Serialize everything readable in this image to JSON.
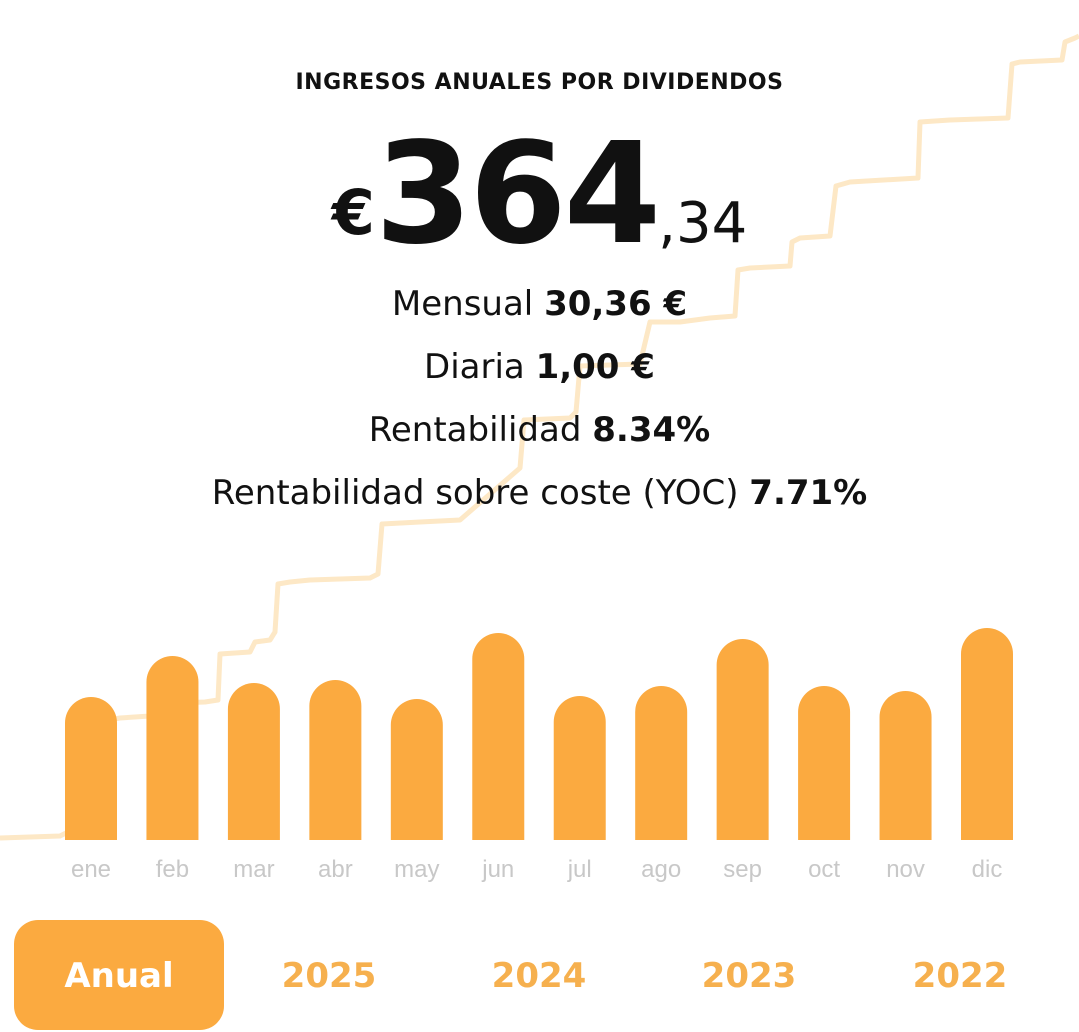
{
  "header": {
    "title": "INGRESOS ANUALES POR DIVIDENDOS",
    "currency_symbol": "€",
    "amount_integer": "364",
    "amount_decimals": ",34"
  },
  "stats": {
    "monthly_label": "Mensual",
    "monthly_value": "30,36 €",
    "daily_label": "Diaria",
    "daily_value": "1,00 €",
    "yield_label": "Rentabilidad",
    "yield_value": "8.34%",
    "yoc_label": "Rentabilidad sobre coste (YOC)",
    "yoc_value": "7.71%"
  },
  "chart_data": {
    "type": "bar",
    "categories": [
      "ene",
      "feb",
      "mar",
      "abr",
      "may",
      "jun",
      "jul",
      "ago",
      "sep",
      "oct",
      "nov",
      "dic"
    ],
    "values": [
      143,
      184,
      157,
      160,
      141,
      207,
      144,
      154,
      201,
      154,
      149,
      212
    ],
    "ylim": [
      0,
      300
    ],
    "grid": false,
    "legend": "none"
  },
  "tabs": [
    {
      "label": "Anual",
      "active": true
    },
    {
      "label": "2025",
      "active": false
    },
    {
      "label": "2024",
      "active": false
    },
    {
      "label": "2023",
      "active": false
    },
    {
      "label": "2022",
      "active": false
    }
  ],
  "colors": {
    "accent": "#fbaa40",
    "accent_text": "#f6b04e",
    "background_line": "#fde8c6",
    "month_label": "#c8c8c8",
    "text": "#111111"
  }
}
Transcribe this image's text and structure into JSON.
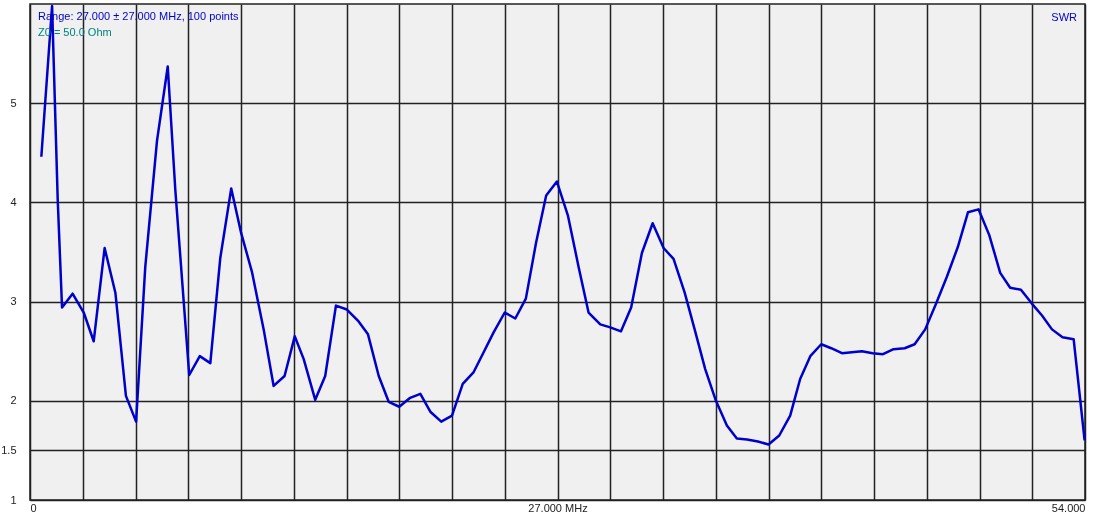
{
  "chart_data": {
    "type": "line",
    "annotations": [
      "Range: 27.000 ± 27.000 MHz, 100 points",
      "Z0 = 50.0 Ohm"
    ],
    "x": [
      0.58,
      1.13,
      1.42,
      1.64,
      2.18,
      2.75,
      3.26,
      3.82,
      4.37,
      4.91,
      5.43,
      5.9,
      6.5,
      7.05,
      7.44,
      8.15,
      8.69,
      9.23,
      9.74,
      10.3,
      10.81,
      11.36,
      11.96,
      12.47,
      13.03,
      13.55,
      14.01,
      14.6,
      15.11,
      15.66,
      16.22,
      16.82,
      17.3,
      17.85,
      18.36,
      18.9,
      19.46,
      19.98,
      20.49,
      21.05,
      21.6,
      22.15,
      22.71,
      23.22,
      23.73,
      24.3,
      24.84,
      25.38,
      25.9,
      26.42,
      26.97,
      27.53,
      28.08,
      28.59,
      29.19,
      29.7,
      30.25,
      30.77,
      31.32,
      31.87,
      32.43,
      32.94,
      33.51,
      34.02,
      34.56,
      35.11,
      35.67,
      36.18,
      36.7,
      37.26,
      37.8,
      38.35,
      38.91,
      39.42,
      39.94,
      40.5,
      41.01,
      41.56,
      42.07,
      42.58,
      43.13,
      43.66,
      44.2,
      44.77,
      45.28,
      45.82,
      46.38,
      46.93,
      47.49,
      48.01,
      48.55,
      49.1,
      49.66,
      50.17,
      50.72,
      51.28,
      51.8,
      52.31,
      52.85,
      53.42,
      53.98
    ],
    "series": [
      {
        "name": "SWR",
        "color": "#0000cc",
        "values": [
          4.46,
          5.98,
          4.02,
          2.94,
          3.08,
          2.89,
          2.6,
          3.54,
          3.09,
          2.05,
          1.79,
          3.35,
          4.62,
          5.37,
          4.12,
          2.26,
          2.45,
          2.38,
          3.44,
          4.14,
          3.69,
          3.3,
          2.72,
          2.15,
          2.25,
          2.65,
          2.42,
          2.01,
          2.25,
          2.96,
          2.92,
          2.8,
          2.67,
          2.25,
          1.99,
          1.94,
          2.03,
          2.07,
          1.89,
          1.79,
          1.85,
          2.17,
          2.29,
          2.49,
          2.69,
          2.89,
          2.83,
          3.03,
          3.59,
          4.07,
          4.21,
          3.87,
          3.35,
          2.89,
          2.77,
          2.74,
          2.7,
          2.94,
          3.49,
          3.79,
          3.54,
          3.43,
          3.09,
          2.72,
          2.32,
          2.0,
          1.75,
          1.62,
          1.61,
          1.59,
          1.56,
          1.65,
          1.85,
          2.22,
          2.45,
          2.57,
          2.53,
          2.48,
          2.49,
          2.5,
          2.48,
          2.47,
          2.52,
          2.53,
          2.57,
          2.72,
          2.98,
          3.25,
          3.55,
          3.9,
          3.93,
          3.67,
          3.29,
          3.14,
          3.12,
          2.98,
          2.86,
          2.72,
          2.64,
          2.62,
          1.6
        ]
      }
    ],
    "xlim": [
      0,
      54
    ],
    "xticks": [
      {
        "value": 0,
        "label": "0"
      },
      {
        "value": 2.7,
        "label": null
      },
      {
        "value": 5.4,
        "label": null
      },
      {
        "value": 8.1,
        "label": null
      },
      {
        "value": 10.8,
        "label": null
      },
      {
        "value": 13.5,
        "label": null
      },
      {
        "value": 16.2,
        "label": null
      },
      {
        "value": 18.9,
        "label": null
      },
      {
        "value": 21.6,
        "label": null
      },
      {
        "value": 24.3,
        "label": null
      },
      {
        "value": 27,
        "label": "27.000 MHz"
      },
      {
        "value": 29.7,
        "label": null
      },
      {
        "value": 32.4,
        "label": null
      },
      {
        "value": 35.1,
        "label": null
      },
      {
        "value": 37.8,
        "label": null
      },
      {
        "value": 40.5,
        "label": null
      },
      {
        "value": 43.2,
        "label": null
      },
      {
        "value": 45.9,
        "label": null
      },
      {
        "value": 48.6,
        "label": null
      },
      {
        "value": 51.3,
        "label": null
      },
      {
        "value": 54,
        "label": "54.000"
      }
    ],
    "ylim": [
      1,
      6
    ],
    "yticks": [
      1,
      1.5,
      2,
      3,
      4,
      5
    ],
    "grid": true,
    "legend": "top right",
    "marker": "none",
    "line_style": "solid"
  }
}
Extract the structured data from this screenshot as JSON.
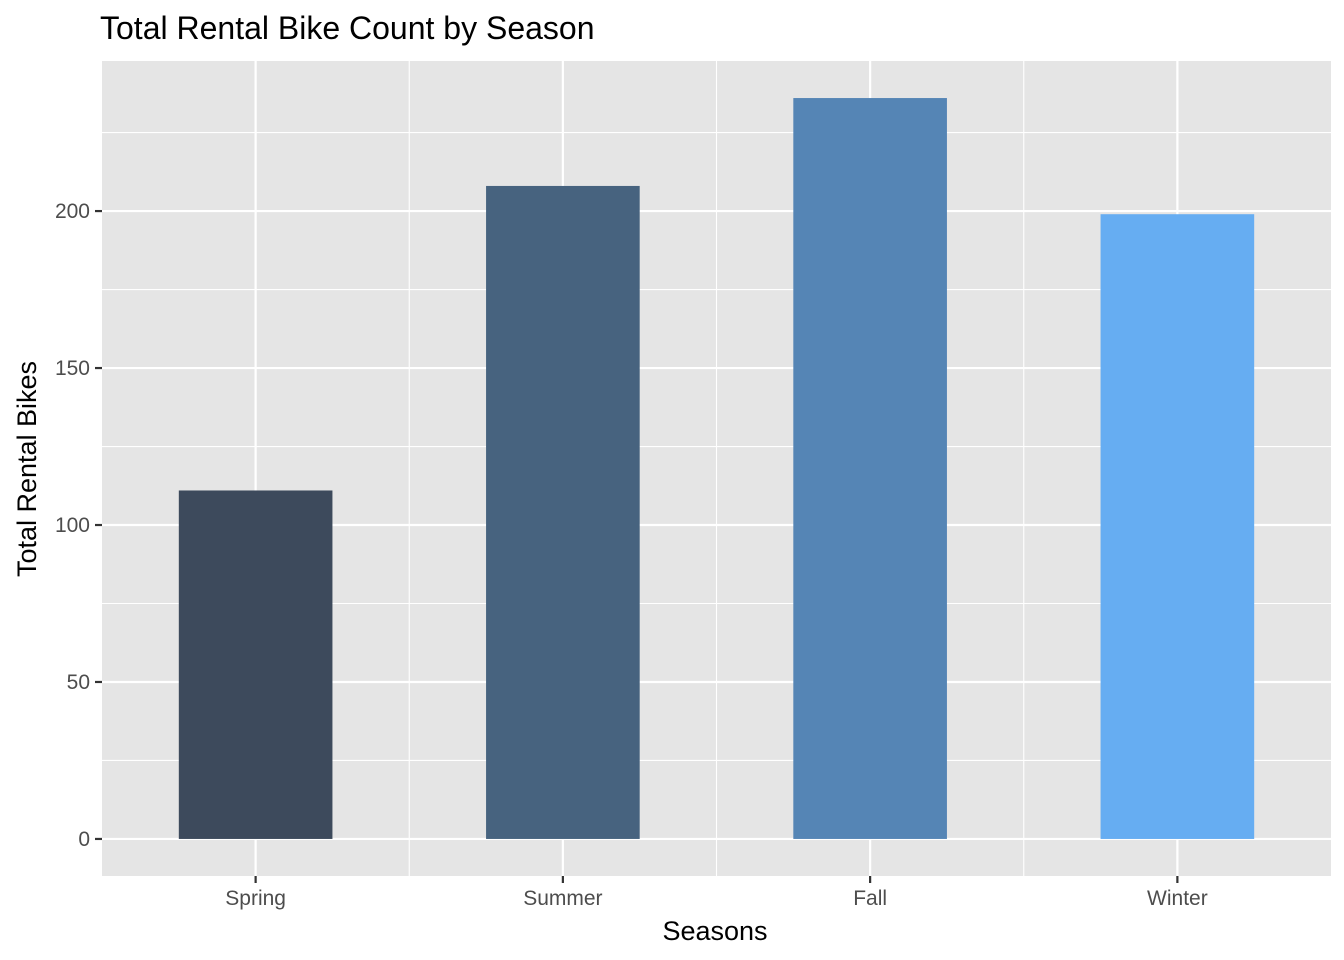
{
  "chart_data": {
    "type": "bar",
    "title": "Total Rental Bike Count by Season",
    "xlabel": "Seasons",
    "ylabel": "Total Rental Bikes",
    "categories": [
      "Spring",
      "Summer",
      "Fall",
      "Winter"
    ],
    "values": [
      111,
      208,
      236,
      199
    ],
    "bar_colors": [
      "#3d4a5c",
      "#47637f",
      "#5585b5",
      "#66adf2"
    ],
    "ylim": [
      -11.8,
      247.8
    ],
    "yticks": [
      0,
      50,
      100,
      150,
      200
    ],
    "ytick_labels": [
      "0",
      "50",
      "100",
      "150",
      "200"
    ],
    "grid": true,
    "legend": "none",
    "panel_background": "#e5e5e5",
    "grid_color": "#ffffff"
  }
}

------------------------------------------------------------------------

Write out the entries again, exactly as given, skipping any images.

— ANSWER BELOW —
Serialize everything readable in this image to JSON.
{
  "header": {
    "title": "INGRESOS ANUALES POR DIVIDENDOS",
    "currency_symbol": "€",
    "amount_integer": "364",
    "amount_decimals": ",34"
  },
  "stats": {
    "monthly_label": "Mensual",
    "monthly_value": "30,36 €",
    "daily_label": "Diaria",
    "daily_value": "1,00 €",
    "yield_label": "Rentabilidad",
    "yield_value": "8.34%",
    "yoc_label": "Rentabilidad sobre coste (YOC)",
    "yoc_value": "7.71%"
  },
  "chart_data": {
    "type": "bar",
    "categories": [
      "ene",
      "feb",
      "mar",
      "abr",
      "may",
      "jun",
      "jul",
      "ago",
      "sep",
      "oct",
      "nov",
      "dic"
    ],
    "values": [
      143,
      184,
      157,
      160,
      141,
      207,
      144,
      154,
      201,
      154,
      149,
      212
    ],
    "ylim": [
      0,
      300
    ],
    "grid": false,
    "legend": "none"
  },
  "tabs": [
    {
      "label": "Anual",
      "active": true
    },
    {
      "label": "2025",
      "active": false
    },
    {
      "label": "2024",
      "active": false
    },
    {
      "label": "2023",
      "active": false
    },
    {
      "label": "2022",
      "active": false
    }
  ],
  "colors": {
    "accent": "#fbaa40",
    "accent_text": "#f6b04e",
    "background_line": "#fde8c6",
    "month_label": "#c8c8c8",
    "text": "#111111"
  }
}
Transcribe this image's text and structure into JSON.
{
  "chart_data": {
    "type": "line",
    "annotations": [
      "Range: 27.000 ± 27.000 MHz, 100 points",
      "Z0 = 50.0 Ohm"
    ],
    "x": [
      0.58,
      1.13,
      1.42,
      1.64,
      2.18,
      2.75,
      3.26,
      3.82,
      4.37,
      4.91,
      5.43,
      5.9,
      6.5,
      7.05,
      7.44,
      8.15,
      8.69,
      9.23,
      9.74,
      10.3,
      10.81,
      11.36,
      11.96,
      12.47,
      13.03,
      13.55,
      14.01,
      14.6,
      15.11,
      15.66,
      16.22,
      16.82,
      17.3,
      17.85,
      18.36,
      18.9,
      19.46,
      19.98,
      20.49,
      21.05,
      21.6,
      22.15,
      22.71,
      23.22,
      23.73,
      24.3,
      24.84,
      25.38,
      25.9,
      26.42,
      26.97,
      27.53,
      28.08,
      28.59,
      29.19,
      29.7,
      30.25,
      30.77,
      31.32,
      31.87,
      32.43,
      32.94,
      33.51,
      34.02,
      34.56,
      35.11,
      35.67,
      36.18,
      36.7,
      37.26,
      37.8,
      38.35,
      38.91,
      39.42,
      39.94,
      40.5,
      41.01,
      41.56,
      42.07,
      42.58,
      43.13,
      43.66,
      44.2,
      44.77,
      45.28,
      45.82,
      46.38,
      46.93,
      47.49,
      48.01,
      48.55,
      49.1,
      49.66,
      50.17,
      50.72,
      51.28,
      51.8,
      52.31,
      52.85,
      53.42,
      53.98
    ],
    "series": [
      {
        "name": "SWR",
        "color": "#0000cc",
        "values": [
          4.46,
          5.98,
          4.02,
          2.94,
          3.08,
          2.89,
          2.6,
          3.54,
          3.09,
          2.05,
          1.79,
          3.35,
          4.62,
          5.37,
          4.12,
          2.26,
          2.45,
          2.38,
          3.44,
          4.14,
          3.69,
          3.3,
          2.72,
          2.15,
          2.25,
          2.65,
          2.42,
          2.01,
          2.25,
          2.96,
          2.92,
          2.8,
          2.67,
          2.25,
          1.99,
          1.94,
          2.03,
          2.07,
          1.89,
          1.79,
          1.85,
          2.17,
          2.29,
          2.49,
          2.69,
          2.89,
          2.83,
          3.03,
          3.59,
          4.07,
          4.21,
          3.87,
          3.35,
          2.89,
          2.77,
          2.74,
          2.7,
          2.94,
          3.49,
          3.79,
          3.54,
          3.43,
          3.09,
          2.72,
          2.32,
          2.0,
          1.75,
          1.62,
          1.61,
          1.59,
          1.56,
          1.65,
          1.85,
          2.22,
          2.45,
          2.57,
          2.53,
          2.48,
          2.49,
          2.5,
          2.48,
          2.47,
          2.52,
          2.53,
          2.57,
          2.72,
          2.98,
          3.25,
          3.55,
          3.9,
          3.93,
          3.67,
          3.29,
          3.14,
          3.12,
          2.98,
          2.86,
          2.72,
          2.64,
          2.62,
          1.6
        ]
      }
    ],
    "xlim": [
      0,
      54
    ],
    "xticks": [
      {
        "value": 0,
        "label": "0"
      },
      {
        "value": 2.7,
        "label": null
      },
      {
        "value": 5.4,
        "label": null
      },
      {
        "value": 8.1,
        "label": null
      },
      {
        "value": 10.8,
        "label": null
      },
      {
        "value": 13.5,
        "label": null
      },
      {
        "value": 16.2,
        "label": null
      },
      {
        "value": 18.9,
        "label": null
      },
      {
        "value": 21.6,
        "label": null
      },
      {
        "value": 24.3,
        "label": null
      },
      {
        "value": 27,
        "label": "27.000 MHz"
      },
      {
        "value": 29.7,
        "label": null
      },
      {
        "value": 32.4,
        "label": null
      },
      {
        "value": 35.1,
        "label": null
      },
      {
        "value": 37.8,
        "label": null
      },
      {
        "value": 40.5,
        "label": null
      },
      {
        "value": 43.2,
        "label": null
      },
      {
        "value": 45.9,
        "label": null
      },
      {
        "value": 48.6,
        "label": null
      },
      {
        "value": 51.3,
        "label": null
      },
      {
        "value": 54,
        "label": "54.000"
      }
    ],
    "ylim": [
      1,
      6
    ],
    "yticks": [
      1,
      1.5,
      2,
      3,
      4,
      5
    ],
    "grid": true,
    "legend": "top right",
    "marker": "none",
    "line_style": "solid"
  }
}
Extract the structured data from this screenshot as JSON.
{
  "chart_data": {
    "type": "bar",
    "title": "Total Rental Bike Count by Season",
    "xlabel": "Seasons",
    "ylabel": "Total Rental Bikes",
    "categories": [
      "Spring",
      "Summer",
      "Fall",
      "Winter"
    ],
    "values": [
      111,
      208,
      236,
      199
    ],
    "bar_colors": [
      "#3d4a5c",
      "#47637f",
      "#5585b5",
      "#66adf2"
    ],
    "ylim": [
      -11.8,
      247.8
    ],
    "yticks": [
      0,
      50,
      100,
      150,
      200
    ],
    "ytick_labels": [
      "0",
      "50",
      "100",
      "150",
      "200"
    ],
    "grid": true,
    "legend": "none",
    "panel_background": "#e5e5e5",
    "grid_color": "#ffffff"
  }
}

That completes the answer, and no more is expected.